● **What is expected**: Please list all lines of the material below in which the string "title" occurs.

>>>>>

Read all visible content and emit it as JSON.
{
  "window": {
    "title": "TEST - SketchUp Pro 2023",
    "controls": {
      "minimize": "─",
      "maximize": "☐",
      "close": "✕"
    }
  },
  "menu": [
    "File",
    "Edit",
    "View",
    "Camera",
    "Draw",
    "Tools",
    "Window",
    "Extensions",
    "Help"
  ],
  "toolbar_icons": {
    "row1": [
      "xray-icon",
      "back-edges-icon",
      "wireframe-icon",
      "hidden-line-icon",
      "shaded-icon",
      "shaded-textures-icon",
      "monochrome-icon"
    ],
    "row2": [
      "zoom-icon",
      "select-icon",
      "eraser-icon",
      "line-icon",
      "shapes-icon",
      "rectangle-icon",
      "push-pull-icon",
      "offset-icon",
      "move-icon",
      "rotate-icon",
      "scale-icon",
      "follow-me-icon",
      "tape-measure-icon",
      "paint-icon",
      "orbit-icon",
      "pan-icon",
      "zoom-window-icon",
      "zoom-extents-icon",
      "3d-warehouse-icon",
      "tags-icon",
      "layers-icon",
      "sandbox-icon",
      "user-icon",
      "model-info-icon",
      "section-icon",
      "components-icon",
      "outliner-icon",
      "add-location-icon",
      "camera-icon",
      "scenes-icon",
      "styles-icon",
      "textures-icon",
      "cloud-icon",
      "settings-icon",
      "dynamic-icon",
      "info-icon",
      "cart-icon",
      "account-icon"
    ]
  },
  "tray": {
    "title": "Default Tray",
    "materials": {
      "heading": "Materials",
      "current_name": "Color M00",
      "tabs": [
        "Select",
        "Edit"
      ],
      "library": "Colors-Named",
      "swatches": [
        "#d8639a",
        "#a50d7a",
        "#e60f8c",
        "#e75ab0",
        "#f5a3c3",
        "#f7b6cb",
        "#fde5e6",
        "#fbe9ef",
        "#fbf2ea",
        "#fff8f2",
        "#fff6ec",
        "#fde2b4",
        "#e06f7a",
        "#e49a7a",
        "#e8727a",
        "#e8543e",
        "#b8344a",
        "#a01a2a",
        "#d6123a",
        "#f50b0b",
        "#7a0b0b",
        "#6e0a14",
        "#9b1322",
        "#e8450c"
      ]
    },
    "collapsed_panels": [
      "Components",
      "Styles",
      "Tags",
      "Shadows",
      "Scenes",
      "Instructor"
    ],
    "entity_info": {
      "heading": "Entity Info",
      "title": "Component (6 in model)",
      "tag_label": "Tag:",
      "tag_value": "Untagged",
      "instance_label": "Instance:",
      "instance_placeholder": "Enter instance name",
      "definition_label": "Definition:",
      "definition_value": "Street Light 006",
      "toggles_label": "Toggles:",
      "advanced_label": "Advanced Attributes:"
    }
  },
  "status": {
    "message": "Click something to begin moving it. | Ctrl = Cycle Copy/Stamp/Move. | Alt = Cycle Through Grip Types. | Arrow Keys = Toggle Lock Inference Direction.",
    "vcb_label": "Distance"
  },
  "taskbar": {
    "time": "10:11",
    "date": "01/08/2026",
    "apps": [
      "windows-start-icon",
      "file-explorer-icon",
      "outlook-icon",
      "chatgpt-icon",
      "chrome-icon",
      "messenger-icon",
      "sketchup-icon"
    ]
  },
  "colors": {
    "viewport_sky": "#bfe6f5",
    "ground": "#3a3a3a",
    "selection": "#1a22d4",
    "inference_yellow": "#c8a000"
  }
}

<<<<<

● **Output below**:
    "title": "TEST - SketchUp Pro 2023",
    "title": "Default Tray",
      "title": "Component (6 in model)",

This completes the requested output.